- EXERCISE AIM
Tell how many lines carry the word "this"; the reply is the number and nothing else.

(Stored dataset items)
* * * * *

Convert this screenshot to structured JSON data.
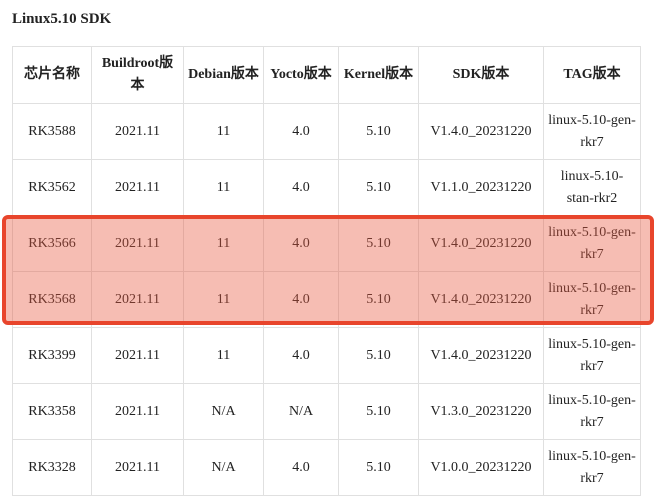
{
  "title": "Linux5.10 SDK",
  "table": {
    "headers": [
      "芯片名称",
      "Buildroot版本",
      "Debian版本",
      "Yocto版本",
      "Kernel版本",
      "SDK版本",
      "TAG版本"
    ],
    "rows": [
      [
        "RK3588",
        "2021.11",
        "11",
        "4.0",
        "5.10",
        "V1.4.0_20231220",
        "linux-5.10-gen-rkr7"
      ],
      [
        "RK3562",
        "2021.11",
        "11",
        "4.0",
        "5.10",
        "V1.1.0_20231220",
        "linux-5.10-stan-rkr2"
      ],
      [
        "RK3566",
        "2021.11",
        "11",
        "4.0",
        "5.10",
        "V1.4.0_20231220",
        "linux-5.10-gen-rkr7"
      ],
      [
        "RK3568",
        "2021.11",
        "11",
        "4.0",
        "5.10",
        "V1.4.0_20231220",
        "linux-5.10-gen-rkr7"
      ],
      [
        "RK3399",
        "2021.11",
        "11",
        "4.0",
        "5.10",
        "V1.4.0_20231220",
        "linux-5.10-gen-rkr7"
      ],
      [
        "RK3358",
        "2021.11",
        "N/A",
        "N/A",
        "5.10",
        "V1.3.0_20231220",
        "linux-5.10-gen-rkr7"
      ],
      [
        "RK3328",
        "2021.11",
        "N/A",
        "4.0",
        "5.10",
        "V1.0.0_20231220",
        "linux-5.10-gen-rkr7"
      ]
    ]
  },
  "highlight": {
    "rows": [
      "RK3566",
      "RK3568"
    ],
    "color": "#e8452c"
  }
}
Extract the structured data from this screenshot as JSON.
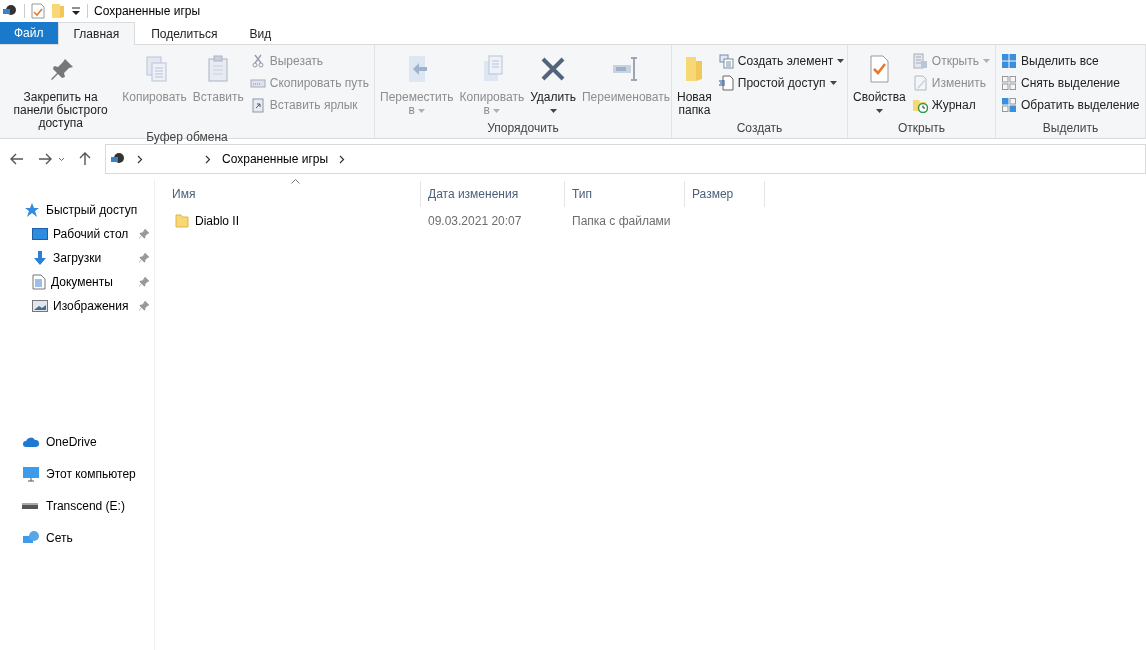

* * * * *

- REPLY
2